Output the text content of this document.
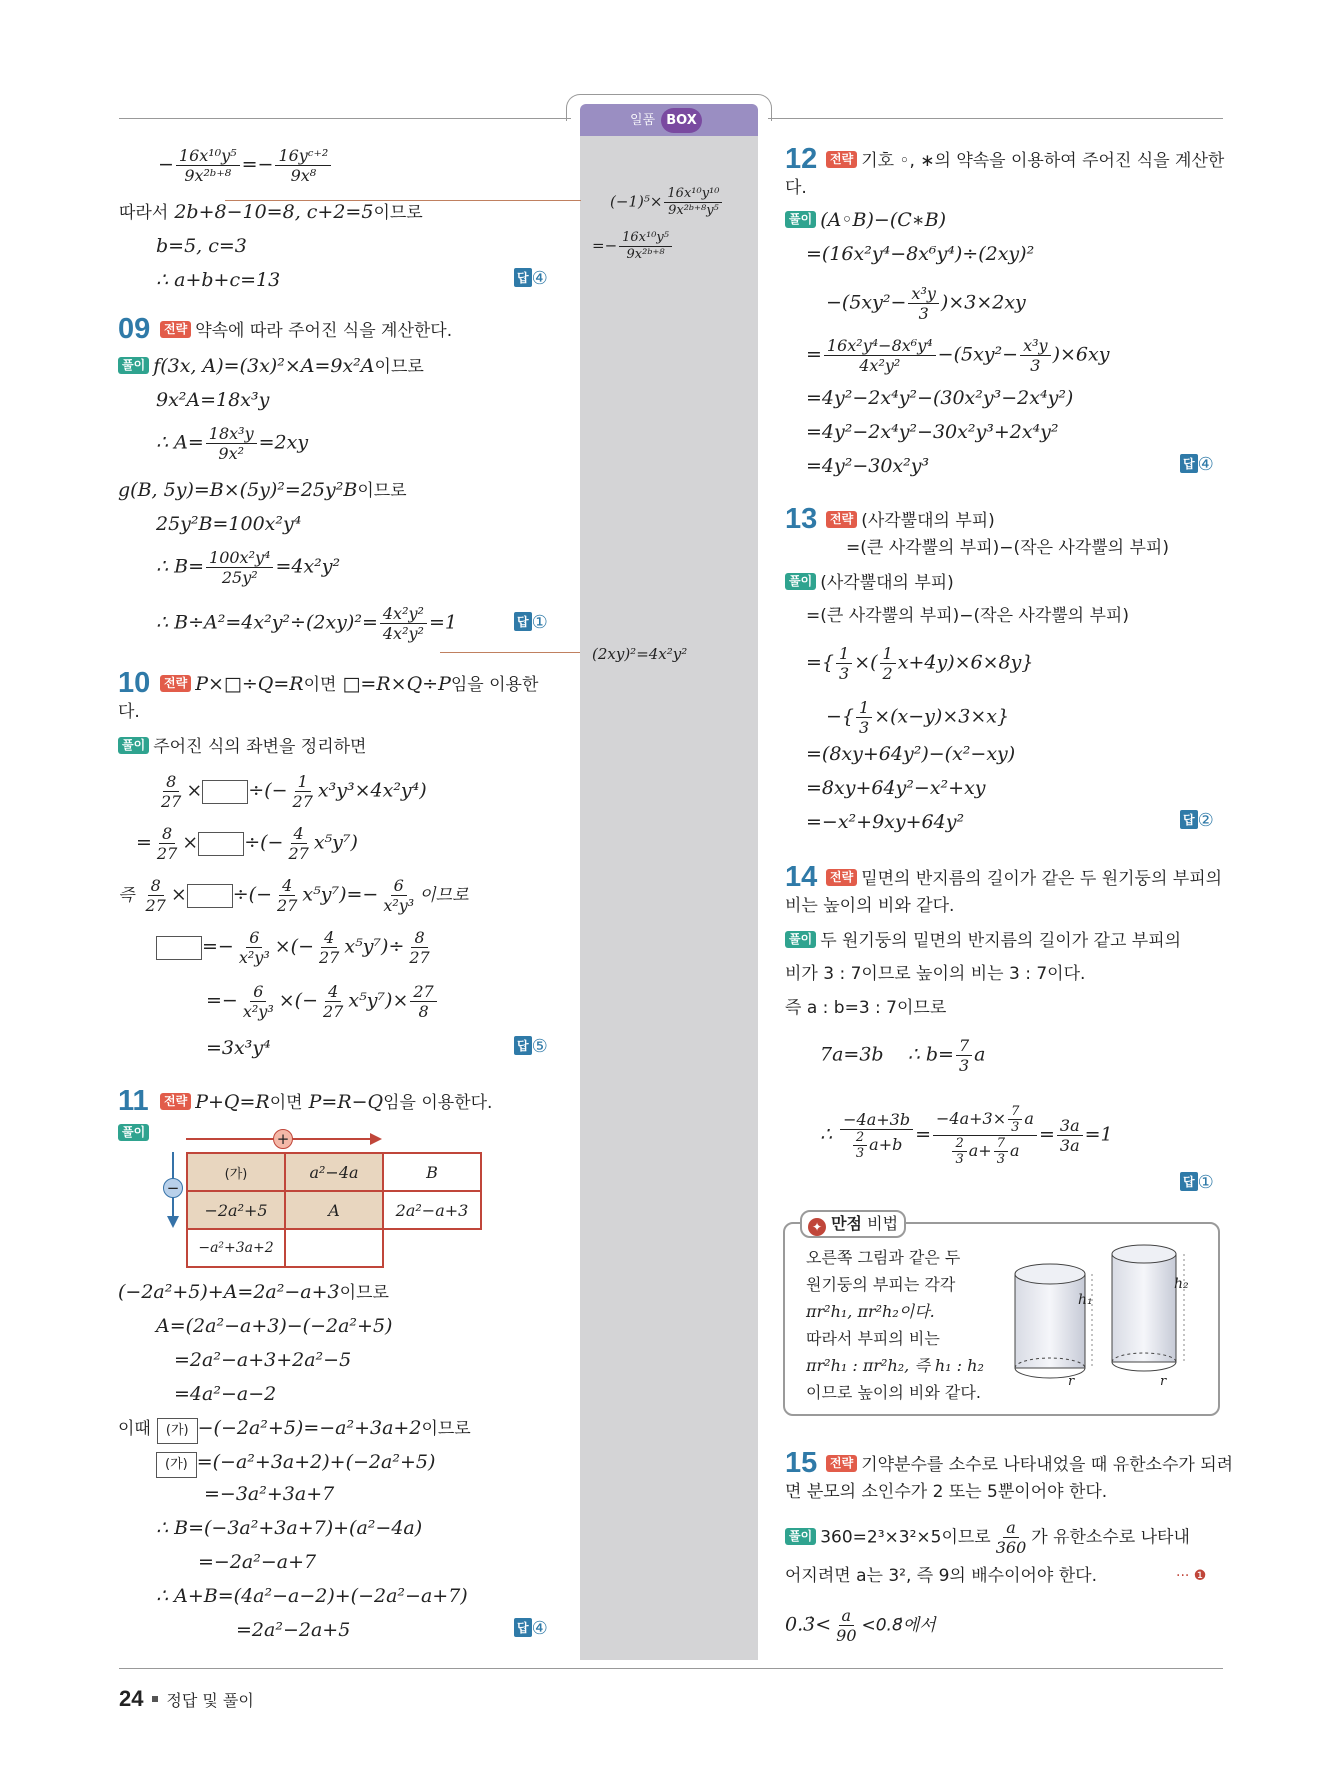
일품 BOX
$(-1)^5\times \frac{\text{16x¹⁰y¹⁰}}{\text{9x²ᵇ⁺⁸y⁵}}$
=− $\frac{\text{16x¹⁰y⁵}}{\text{9x²ᵇ⁺⁸}}$
(2xy)²=4x²y²
− $\frac{\text{16x¹⁰y⁵}}{\text{9x²ᵇ⁺⁸}} =- \frac{\text{16yᶜ⁺²}}{\text{9x⁸}}$
따라서 2b+8−10=8, c+2=5이므로
b=5, c=3
∴ a+b+c=13	답 ④
09	전략 약속에 따라 주어진 식을 계산한다.
풀이 f(3x, A)=(3x)²×A=9x²A이므로
9x²A=18x³y
∴ $A= \frac{\text{18x³y}}{\text{9x²}} =2xy$
g(B, 5y)=B×(5y)²=25y²B이므로
25y²B=100x²y⁴
∴ $B= \frac{\text{100x²y⁴}}{\text{25y²}} =4x^2y^2$
∴ $B\div A^2=4x^2y^2\div(2xy)^2= \frac{\text{4x²y²}}{\text{4x²y²}} =1$	답 ①
10	전략 P×□÷Q=R이면 □=R×Q÷P임을 이용한
다.
풀이 주어진 식의 좌변을 정리하면
$\frac{8}{27}$ × ÷(− $\frac{1}{27} x^3y^3\times 4x^2y^4$)
= $\frac{8}{27}$ × ÷(− $\frac{4}{27} x^5y^7$)
즉 $\frac{8}{27}$ × ÷(− $\frac{4}{27} x^5y^7)=- \frac{6}{\text{x²y³}}$ 이므로
=− $\frac{6}{\text{x²y³}}$ ×(− $\frac{4}{27} x^5y^7)\div \frac{8}{27}$
=− $\frac{6}{\text{x²y³}}$ ×(− $\frac{4}{27} x^5y^7)\times \frac{27}{8}$
=3x³y⁴	답 ⑤
11	전략 P+Q=R이면 P=R−Q임을 이용한다.
풀이	+
−
(가)	a²−4a	B
−2a²+5	A	2a²−a+3
−a²+3a+2		
(−2a²+5)+A=2a²−a+3이므로
A=(2a²−a+3)−(−2a²+5)
=2a²−a+3+2a²−5
=4a²−a−2
이때 (가) −(−2a²+5)=−a²+3a+2이므로
(가) =(−a²+3a+2)+(−2a²+5)
=−3a²+3a+7
∴ B=(−3a²+3a+7)+(a²−4a)
=−2a²−a+7
∴ A+B=(4a²−a−2)+(−2a²−a+7)
=2a²−2a+5	답 ④
12	전략 기호 ◦, ∗의 약속을 이용하여 주어진 식을 계산한
다.
풀이 (A◦B)−(C∗B)
=(16x²y⁴−8x⁶y⁴)÷(2xy)²
$-(5xy^2- \frac{\text{x³y}}{3} )\times 3\times 2xy$
= $\frac{\text{16x²y⁴−8x⁶y⁴}}{\text{4x²y²}} -(5xy^2- \frac{\text{x³y}}{3} )\times 6xy$
=4y²−2x⁴y²−(30x²y³−2x⁴y²)
=4y²−2x⁴y²−30x²y³+2x⁴y²
=4y²−30x²y³	답 ④
13	전략 (사각뿔대의 부피)
=(큰 사각뿔의 부피)−(작은 사각뿔의 부피)
풀이 (사각뿔대의 부피)
=(큰 사각뿔의 부피)−(작은 사각뿔의 부피)
={ $\frac{1}{3}$ ×( $\frac{1}{2} x+4y)\times 6\times 8y$}
−{ $\frac{1}{3} \times(x-y)\times 3\times x$}
=(8xy+64y²)−(x²−xy)
=8xy+64y²−x²+xy
=−x²+9xy+64y²	답 ②
14	전략 밑면의 반지름의 길이가 같은 두 원기둥의 부피의
비는 높이의 비와 같다.
풀이 두 원기둥의 밑면의 반지름의 길이가 같고 부피의
비가 3 : 7이므로 높이의 비는 3 : 7이다.
즉 a : b=3 : 7이므로
7a=3b ∴ $b= \frac{7}{3}$ a
∴ $\frac{-4a+3b}{\frac{2}{3} a+b} = \frac{-4a+3\times \frac{7}{3} a}{\frac{2}{3} a+ \frac{7}{3} a} = \frac{3a}{3a} =1$
답 ①
✦ 만점 비법
오른쪽 그림과 같은 두
원기둥의 부피는 각각
πr²h₁, πr²h₂이다.
따라서 부피의 비는
πr²h₁ : πr²h₂, 즉 h₁ : h₂
이므로 높이의 비와 같다.
h₁
h₂
r	r
15	전략 기약분수를 소수로 나타내었을 때 유한소수가 되려
면 분모의 소인수가 2 또는 5뿐이어야 한다.
풀이 360=2³×3²×5이므로 $\frac{a}{360}$ 가 유한소수로 나타내
어지려면 a는 3², 즉 9의 배수이어야 한다.	··· ❶
0.3̇< $\frac{a}{90}$ <0.8̇에서
24 정답 및 풀이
- - - -
> Aim
Pictures don't belong in the copy. Transcribe every record exactly as it appears.

> Result
Output the text content of this document.
일품 BOX
$(-1)^5\times \frac{\text{16x¹⁰y¹⁰}}{\text{9x²ᵇ⁺⁸y⁵}}$
=− $\frac{\text{16x¹⁰y⁵}}{\text{9x²ᵇ⁺⁸}}$
(2xy)²=4x²y²
− $\frac{\text{16x¹⁰y⁵}}{\text{9x²ᵇ⁺⁸}} =- \frac{\text{16yᶜ⁺²}}{\text{9x⁸}}$
따라서 2b+8−10=8, c+2=5이므로
b=5, c=3
∴ a+b+c=13	답 ④
09	전략 약속에 따라 주어진 식을 계산한다.
풀이 f(3x, A)=(3x)²×A=9x²A이므로
9x²A=18x³y
∴ $A= \frac{\text{18x³y}}{\text{9x²}} =2xy$
g(B, 5y)=B×(5y)²=25y²B이므로
25y²B=100x²y⁴
∴ $B= \frac{\text{100x²y⁴}}{\text{25y²}} =4x^2y^2$
∴ $B\div A^2=4x^2y^2\div(2xy)^2= \frac{\text{4x²y²}}{\text{4x²y²}} =1$	답 ①
10	전략 P×□÷Q=R이면 □=R×Q÷P임을 이용한
다.
풀이 주어진 식의 좌변을 정리하면
$\frac{8}{27}$ × ÷(− $\frac{1}{27} x^3y^3\times 4x^2y^4$)
= $\frac{8}{27}$ × ÷(− $\frac{4}{27} x^5y^7$)
즉 $\frac{8}{27}$ × ÷(− $\frac{4}{27} x^5y^7)=- \frac{6}{\text{x²y³}}$ 이므로
=− $\frac{6}{\text{x²y³}}$ ×(− $\frac{4}{27} x^5y^7)\div \frac{8}{27}$
=− $\frac{6}{\text{x²y³}}$ ×(− $\frac{4}{27} x^5y^7)\times \frac{27}{8}$
=3x³y⁴	답 ⑤
11	전략 P+Q=R이면 P=R−Q임을 이용한다.
풀이	+
−
(가)	a²−4a	B
−2a²+5	A	2a²−a+3
−a²+3a+2		
(−2a²+5)+A=2a²−a+3이므로
A=(2a²−a+3)−(−2a²+5)
=2a²−a+3+2a²−5
=4a²−a−2
이때 (가) −(−2a²+5)=−a²+3a+2이므로
(가) =(−a²+3a+2)+(−2a²+5)
=−3a²+3a+7
∴ B=(−3a²+3a+7)+(a²−4a)
=−2a²−a+7
∴ A+B=(4a²−a−2)+(−2a²−a+7)
=2a²−2a+5	답 ④
12	전략 기호 ◦, ∗의 약속을 이용하여 주어진 식을 계산한
다.
풀이 (A◦B)−(C∗B)
=(16x²y⁴−8x⁶y⁴)÷(2xy)²
$-(5xy^2- \frac{\text{x³y}}{3} )\times 3\times 2xy$
= $\frac{\text{16x²y⁴−8x⁶y⁴}}{\text{4x²y²}} -(5xy^2- \frac{\text{x³y}}{3} )\times 6xy$
=4y²−2x⁴y²−(30x²y³−2x⁴y²)
=4y²−2x⁴y²−30x²y³+2x⁴y²
=4y²−30x²y³	답 ④
13	전략 (사각뿔대의 부피)
=(큰 사각뿔의 부피)−(작은 사각뿔의 부피)
풀이 (사각뿔대의 부피)
=(큰 사각뿔의 부피)−(작은 사각뿔의 부피)
={ $\frac{1}{3}$ ×( $\frac{1}{2} x+4y)\times 6\times 8y$}
−{ $\frac{1}{3} \times(x-y)\times 3\times x$}
=(8xy+64y²)−(x²−xy)
=8xy+64y²−x²+xy
=−x²+9xy+64y²	답 ②
14	전략 밑면의 반지름의 길이가 같은 두 원기둥의 부피의
비는 높이의 비와 같다.
풀이 두 원기둥의 밑면의 반지름의 길이가 같고 부피의
비가 3 : 7이므로 높이의 비는 3 : 7이다.
즉 a : b=3 : 7이므로
7a=3b ∴ $b= \frac{7}{3}$ a
∴ $\frac{-4a+3b}{\frac{2}{3} a+b} = \frac{-4a+3\times \frac{7}{3} a}{\frac{2}{3} a+ \frac{7}{3} a} = \frac{3a}{3a} =1$
답 ①
✦ 만점 비법
오른쪽 그림과 같은 두
원기둥의 부피는 각각
πr²h₁, πr²h₂이다.
따라서 부피의 비는
πr²h₁ : πr²h₂, 즉 h₁ : h₂
이므로 높이의 비와 같다.
h₁
h₂
r	r
15	전략 기약분수를 소수로 나타내었을 때 유한소수가 되려
면 분모의 소인수가 2 또는 5뿐이어야 한다.
풀이 360=2³×3²×5이므로 $\frac{a}{360}$ 가 유한소수로 나타내
어지려면 a는 3², 즉 9의 배수이어야 한다.	··· ❶
0.3̇< $\frac{a}{90}$ <0.8̇에서
24 정답 및 풀이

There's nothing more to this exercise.